• _DIRECTION_:
Copy each line containing the word "document" from the records that follow, please.

• _GIVEN INFORMATION_:
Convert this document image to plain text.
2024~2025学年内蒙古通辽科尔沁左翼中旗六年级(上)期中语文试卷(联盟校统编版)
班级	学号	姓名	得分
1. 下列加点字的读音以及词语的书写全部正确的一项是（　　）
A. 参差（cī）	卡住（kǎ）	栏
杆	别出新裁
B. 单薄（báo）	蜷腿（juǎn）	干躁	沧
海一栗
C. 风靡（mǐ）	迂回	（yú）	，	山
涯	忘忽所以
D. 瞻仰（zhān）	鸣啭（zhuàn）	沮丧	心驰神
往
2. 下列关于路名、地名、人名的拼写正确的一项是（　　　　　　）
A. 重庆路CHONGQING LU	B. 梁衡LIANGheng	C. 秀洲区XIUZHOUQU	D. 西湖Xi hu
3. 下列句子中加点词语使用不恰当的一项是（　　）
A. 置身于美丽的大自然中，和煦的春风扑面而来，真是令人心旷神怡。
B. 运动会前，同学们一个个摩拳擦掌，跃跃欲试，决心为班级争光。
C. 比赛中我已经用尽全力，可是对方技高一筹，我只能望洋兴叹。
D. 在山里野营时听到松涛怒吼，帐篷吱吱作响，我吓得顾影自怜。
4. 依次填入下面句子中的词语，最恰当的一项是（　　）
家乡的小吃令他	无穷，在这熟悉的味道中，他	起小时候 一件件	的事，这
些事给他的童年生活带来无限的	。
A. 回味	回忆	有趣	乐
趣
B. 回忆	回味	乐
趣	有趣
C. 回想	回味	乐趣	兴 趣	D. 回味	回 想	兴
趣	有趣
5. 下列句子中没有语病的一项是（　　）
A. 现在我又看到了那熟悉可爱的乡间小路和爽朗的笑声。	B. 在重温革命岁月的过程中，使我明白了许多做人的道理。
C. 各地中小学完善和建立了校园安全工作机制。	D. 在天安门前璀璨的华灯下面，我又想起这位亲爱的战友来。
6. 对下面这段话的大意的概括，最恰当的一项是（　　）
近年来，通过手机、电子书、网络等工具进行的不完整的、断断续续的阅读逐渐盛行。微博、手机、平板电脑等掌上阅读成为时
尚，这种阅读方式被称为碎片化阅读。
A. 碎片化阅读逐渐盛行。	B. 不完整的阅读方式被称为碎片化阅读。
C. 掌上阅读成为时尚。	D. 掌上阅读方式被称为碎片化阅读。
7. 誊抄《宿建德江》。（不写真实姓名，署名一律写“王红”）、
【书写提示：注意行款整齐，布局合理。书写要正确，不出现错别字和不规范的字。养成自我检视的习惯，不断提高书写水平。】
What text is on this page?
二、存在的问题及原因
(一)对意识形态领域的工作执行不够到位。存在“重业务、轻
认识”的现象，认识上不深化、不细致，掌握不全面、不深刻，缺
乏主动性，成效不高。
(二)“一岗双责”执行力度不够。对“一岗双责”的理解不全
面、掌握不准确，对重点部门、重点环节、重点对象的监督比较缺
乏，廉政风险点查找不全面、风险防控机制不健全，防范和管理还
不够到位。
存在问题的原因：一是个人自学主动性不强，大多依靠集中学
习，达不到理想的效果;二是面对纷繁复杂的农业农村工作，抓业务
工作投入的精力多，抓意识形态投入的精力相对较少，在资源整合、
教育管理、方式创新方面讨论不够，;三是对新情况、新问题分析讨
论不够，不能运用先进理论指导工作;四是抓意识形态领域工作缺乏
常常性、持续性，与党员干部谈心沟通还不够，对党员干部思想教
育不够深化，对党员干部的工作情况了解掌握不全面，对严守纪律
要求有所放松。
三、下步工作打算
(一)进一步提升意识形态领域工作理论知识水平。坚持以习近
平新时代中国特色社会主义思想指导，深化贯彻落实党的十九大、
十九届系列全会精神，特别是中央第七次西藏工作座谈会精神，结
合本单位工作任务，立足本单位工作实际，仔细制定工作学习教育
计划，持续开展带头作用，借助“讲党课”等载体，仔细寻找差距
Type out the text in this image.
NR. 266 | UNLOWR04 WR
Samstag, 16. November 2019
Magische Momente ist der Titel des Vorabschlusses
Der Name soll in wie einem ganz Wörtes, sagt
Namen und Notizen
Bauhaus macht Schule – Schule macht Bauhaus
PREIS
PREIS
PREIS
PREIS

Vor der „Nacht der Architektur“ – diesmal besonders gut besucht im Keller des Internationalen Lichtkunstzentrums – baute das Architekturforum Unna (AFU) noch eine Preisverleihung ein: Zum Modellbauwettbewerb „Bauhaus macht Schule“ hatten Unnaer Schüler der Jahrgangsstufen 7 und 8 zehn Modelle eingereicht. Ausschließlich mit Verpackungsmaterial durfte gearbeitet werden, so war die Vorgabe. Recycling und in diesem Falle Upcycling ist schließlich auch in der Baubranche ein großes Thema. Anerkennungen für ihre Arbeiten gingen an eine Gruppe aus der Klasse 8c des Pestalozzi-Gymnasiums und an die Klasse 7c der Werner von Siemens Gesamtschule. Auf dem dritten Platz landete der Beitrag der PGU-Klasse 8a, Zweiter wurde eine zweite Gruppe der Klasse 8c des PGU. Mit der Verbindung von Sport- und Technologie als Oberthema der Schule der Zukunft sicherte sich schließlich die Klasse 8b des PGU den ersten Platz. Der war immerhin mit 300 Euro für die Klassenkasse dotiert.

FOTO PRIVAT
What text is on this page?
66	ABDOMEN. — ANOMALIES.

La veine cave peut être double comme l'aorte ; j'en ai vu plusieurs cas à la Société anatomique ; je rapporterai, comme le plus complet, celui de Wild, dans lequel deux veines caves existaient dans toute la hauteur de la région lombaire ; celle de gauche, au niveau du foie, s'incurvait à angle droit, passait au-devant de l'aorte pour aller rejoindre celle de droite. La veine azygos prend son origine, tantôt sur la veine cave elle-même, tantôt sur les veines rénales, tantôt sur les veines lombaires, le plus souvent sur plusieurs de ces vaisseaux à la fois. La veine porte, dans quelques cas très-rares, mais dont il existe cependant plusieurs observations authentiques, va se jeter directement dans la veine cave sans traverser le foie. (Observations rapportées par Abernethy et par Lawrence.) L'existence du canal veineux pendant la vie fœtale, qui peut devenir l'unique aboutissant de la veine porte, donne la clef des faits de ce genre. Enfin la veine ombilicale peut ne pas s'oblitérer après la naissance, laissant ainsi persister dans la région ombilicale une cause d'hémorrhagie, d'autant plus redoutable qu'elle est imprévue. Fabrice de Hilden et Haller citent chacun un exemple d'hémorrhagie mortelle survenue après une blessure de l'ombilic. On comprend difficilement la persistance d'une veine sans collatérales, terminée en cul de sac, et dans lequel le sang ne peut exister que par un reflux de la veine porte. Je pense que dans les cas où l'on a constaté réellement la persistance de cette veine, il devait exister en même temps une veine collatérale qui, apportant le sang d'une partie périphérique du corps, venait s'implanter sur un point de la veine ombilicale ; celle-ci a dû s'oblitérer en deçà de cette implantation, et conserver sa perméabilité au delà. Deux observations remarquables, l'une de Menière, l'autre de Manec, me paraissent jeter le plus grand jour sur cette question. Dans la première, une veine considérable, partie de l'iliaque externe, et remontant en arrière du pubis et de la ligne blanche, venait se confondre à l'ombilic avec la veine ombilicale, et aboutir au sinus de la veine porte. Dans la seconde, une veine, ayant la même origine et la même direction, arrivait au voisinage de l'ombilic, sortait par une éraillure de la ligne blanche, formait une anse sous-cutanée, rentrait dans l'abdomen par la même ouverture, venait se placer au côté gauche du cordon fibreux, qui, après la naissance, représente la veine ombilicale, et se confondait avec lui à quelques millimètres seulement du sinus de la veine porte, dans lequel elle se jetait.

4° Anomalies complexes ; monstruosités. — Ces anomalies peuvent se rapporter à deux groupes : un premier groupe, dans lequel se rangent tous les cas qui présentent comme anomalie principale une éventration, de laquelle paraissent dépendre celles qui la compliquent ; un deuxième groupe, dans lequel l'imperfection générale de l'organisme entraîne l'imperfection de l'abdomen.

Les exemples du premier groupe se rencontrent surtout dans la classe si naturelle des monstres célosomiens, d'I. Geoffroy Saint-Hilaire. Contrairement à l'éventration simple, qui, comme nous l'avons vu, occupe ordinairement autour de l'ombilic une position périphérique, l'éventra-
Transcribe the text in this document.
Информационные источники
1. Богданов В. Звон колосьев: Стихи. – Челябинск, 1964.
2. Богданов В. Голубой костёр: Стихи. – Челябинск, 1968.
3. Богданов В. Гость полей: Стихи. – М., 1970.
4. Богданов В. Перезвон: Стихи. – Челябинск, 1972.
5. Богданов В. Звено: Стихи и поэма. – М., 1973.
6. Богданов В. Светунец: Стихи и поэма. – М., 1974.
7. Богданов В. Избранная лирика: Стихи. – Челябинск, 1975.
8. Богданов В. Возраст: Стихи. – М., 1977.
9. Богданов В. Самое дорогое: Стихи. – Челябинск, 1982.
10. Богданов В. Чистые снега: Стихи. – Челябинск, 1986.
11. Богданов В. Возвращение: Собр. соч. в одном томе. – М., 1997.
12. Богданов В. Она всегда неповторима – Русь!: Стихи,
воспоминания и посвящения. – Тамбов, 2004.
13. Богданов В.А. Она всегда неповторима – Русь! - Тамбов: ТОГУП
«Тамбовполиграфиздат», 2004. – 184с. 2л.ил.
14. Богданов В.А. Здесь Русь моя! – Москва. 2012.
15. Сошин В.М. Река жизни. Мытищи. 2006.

• _ANSWER TO THIS EXERCISE_:
Convert this document image to plain text.
Transcribe the text in this document.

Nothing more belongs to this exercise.